**Directive**:
Please write out the complete listing that follows, exactly as it reads.

Figure record listings:
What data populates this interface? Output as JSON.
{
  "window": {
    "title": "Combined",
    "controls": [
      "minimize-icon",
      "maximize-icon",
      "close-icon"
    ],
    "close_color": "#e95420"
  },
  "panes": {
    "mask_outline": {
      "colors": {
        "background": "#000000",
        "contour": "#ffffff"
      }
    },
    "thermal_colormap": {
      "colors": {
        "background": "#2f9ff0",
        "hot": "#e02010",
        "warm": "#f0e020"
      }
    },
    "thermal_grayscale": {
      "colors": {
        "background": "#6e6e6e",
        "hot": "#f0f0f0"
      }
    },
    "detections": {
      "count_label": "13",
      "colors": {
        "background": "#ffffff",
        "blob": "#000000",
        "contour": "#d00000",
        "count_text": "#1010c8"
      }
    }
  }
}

**Finished task**:
What data populates this interface? Output as JSON.
{
  "window": {
    "title": "Combined",
    "controls": [
      "minimize-icon",
      "maximize-icon",
      "close-icon"
    ],
    "close_color": "#e95420"
  },
  "panes": {
    "mask_outline": {
      "colors": {
        "background": "#000000",
        "contour": "#ffffff"
      }
    },
    "thermal_colormap": {
      "colors": {
        "background": "#2f9ff0",
        "hot": "#e02010",
        "warm": "#f0e020"
      }
    },
    "thermal_grayscale": {
      "colors": {
        "background": "#6e6e6e",
        "hot": "#f0f0f0"
      }
    },
    "detections": {
      "count_label": "13",
      "colors": {
        "background": "#ffffff",
        "blob": "#000000",
        "contour": "#d00000",
        "count_text": "#1010c8"
      }
    }
  }
}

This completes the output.